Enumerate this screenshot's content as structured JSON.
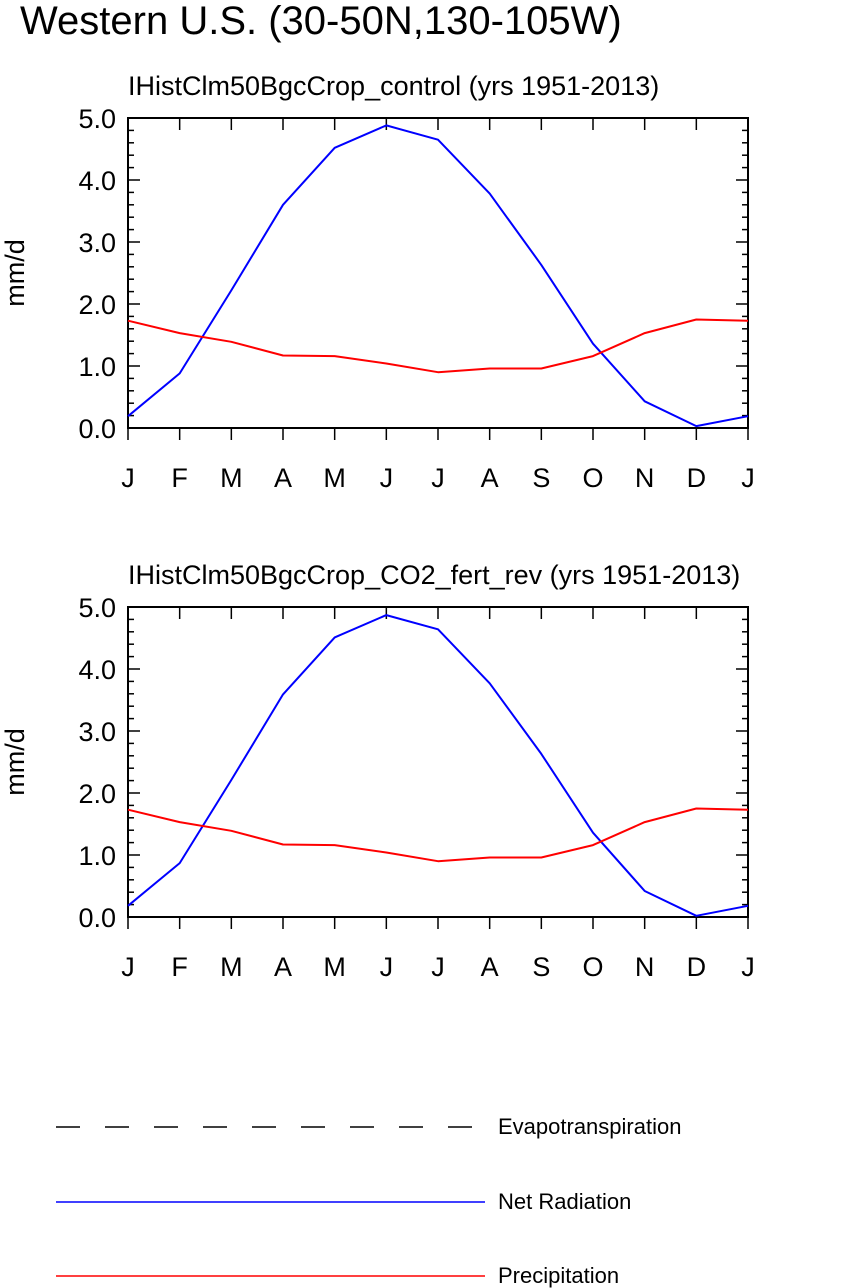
{
  "title": "Western U.S. (30-50N,130-105W)",
  "colors": {
    "Evapotranspiration": "#000000",
    "Net Radiation": "#0000ff",
    "Precipitation": "#ff0000"
  },
  "chart_data": [
    {
      "type": "line",
      "title": "IHistClm50BgcCrop_control (yrs 1951-2013)",
      "xlabel": "",
      "ylabel": "mm/d",
      "categories": [
        "J",
        "F",
        "M",
        "A",
        "M",
        "J",
        "J",
        "A",
        "S",
        "O",
        "N",
        "D",
        "J"
      ],
      "ylim": [
        0,
        5
      ],
      "yticks": [
        "0.0",
        "1.0",
        "2.0",
        "3.0",
        "4.0",
        "5.0"
      ],
      "series": [
        {
          "name": "Net Radiation",
          "values": [
            0.19,
            0.88,
            2.22,
            3.6,
            4.52,
            4.88,
            4.65,
            3.78,
            2.63,
            1.36,
            0.43,
            0.03,
            0.19
          ]
        },
        {
          "name": "Precipitation",
          "values": [
            1.73,
            1.53,
            1.39,
            1.17,
            1.16,
            1.04,
            0.9,
            0.96,
            0.96,
            1.16,
            1.53,
            1.75,
            1.73
          ]
        }
      ]
    },
    {
      "type": "line",
      "title": "IHistClm50BgcCrop_CO2_fert_rev (yrs 1951-2013)",
      "xlabel": "",
      "ylabel": "mm/d",
      "categories": [
        "J",
        "F",
        "M",
        "A",
        "M",
        "J",
        "J",
        "A",
        "S",
        "O",
        "N",
        "D",
        "J"
      ],
      "ylim": [
        0,
        5
      ],
      "yticks": [
        "0.0",
        "1.0",
        "2.0",
        "3.0",
        "4.0",
        "5.0"
      ],
      "series": [
        {
          "name": "Net Radiation",
          "values": [
            0.18,
            0.87,
            2.21,
            3.59,
            4.51,
            4.87,
            4.64,
            3.77,
            2.63,
            1.36,
            0.42,
            0.02,
            0.18
          ]
        },
        {
          "name": "Precipitation",
          "values": [
            1.73,
            1.53,
            1.39,
            1.17,
            1.16,
            1.04,
            0.9,
            0.96,
            0.96,
            1.16,
            1.53,
            1.75,
            1.73
          ]
        }
      ]
    }
  ],
  "legend": {
    "items": [
      {
        "label": "Evapotranspiration",
        "style": "dashed",
        "color": "#000000"
      },
      {
        "label": "Net Radiation",
        "style": "solid",
        "color": "#0000ff"
      },
      {
        "label": "Precipitation",
        "style": "solid",
        "color": "#ff0000"
      }
    ]
  }
}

- - -

*Description of the task*. Can you retype every record above exactly, leaving out the pictures?

*The result*.
Enumerate this screenshot's content as structured JSON.
{
  "title": "Western U.S. (30-50N,130-105W)",
  "colors": {
    "Evapotranspiration": "#000000",
    "Net Radiation": "#0000ff",
    "Precipitation": "#ff0000"
  },
  "chart_data": [
    {
      "type": "line",
      "title": "IHistClm50BgcCrop_control (yrs 1951-2013)",
      "xlabel": "",
      "ylabel": "mm/d",
      "categories": [
        "J",
        "F",
        "M",
        "A",
        "M",
        "J",
        "J",
        "A",
        "S",
        "O",
        "N",
        "D",
        "J"
      ],
      "ylim": [
        0,
        5
      ],
      "yticks": [
        "0.0",
        "1.0",
        "2.0",
        "3.0",
        "4.0",
        "5.0"
      ],
      "series": [
        {
          "name": "Net Radiation",
          "values": [
            0.19,
            0.88,
            2.22,
            3.6,
            4.52,
            4.88,
            4.65,
            3.78,
            2.63,
            1.36,
            0.43,
            0.03,
            0.19
          ]
        },
        {
          "name": "Precipitation",
          "values": [
            1.73,
            1.53,
            1.39,
            1.17,
            1.16,
            1.04,
            0.9,
            0.96,
            0.96,
            1.16,
            1.53,
            1.75,
            1.73
          ]
        }
      ]
    },
    {
      "type": "line",
      "title": "IHistClm50BgcCrop_CO2_fert_rev (yrs 1951-2013)",
      "xlabel": "",
      "ylabel": "mm/d",
      "categories": [
        "J",
        "F",
        "M",
        "A",
        "M",
        "J",
        "J",
        "A",
        "S",
        "O",
        "N",
        "D",
        "J"
      ],
      "ylim": [
        0,
        5
      ],
      "yticks": [
        "0.0",
        "1.0",
        "2.0",
        "3.0",
        "4.0",
        "5.0"
      ],
      "series": [
        {
          "name": "Net Radiation",
          "values": [
            0.18,
            0.87,
            2.21,
            3.59,
            4.51,
            4.87,
            4.64,
            3.77,
            2.63,
            1.36,
            0.42,
            0.02,
            0.18
          ]
        },
        {
          "name": "Precipitation",
          "values": [
            1.73,
            1.53,
            1.39,
            1.17,
            1.16,
            1.04,
            0.9,
            0.96,
            0.96,
            1.16,
            1.53,
            1.75,
            1.73
          ]
        }
      ]
    }
  ],
  "legend": {
    "items": [
      {
        "label": "Evapotranspiration",
        "style": "dashed",
        "color": "#000000"
      },
      {
        "label": "Net Radiation",
        "style": "solid",
        "color": "#0000ff"
      },
      {
        "label": "Precipitation",
        "style": "solid",
        "color": "#ff0000"
      }
    ]
  }
}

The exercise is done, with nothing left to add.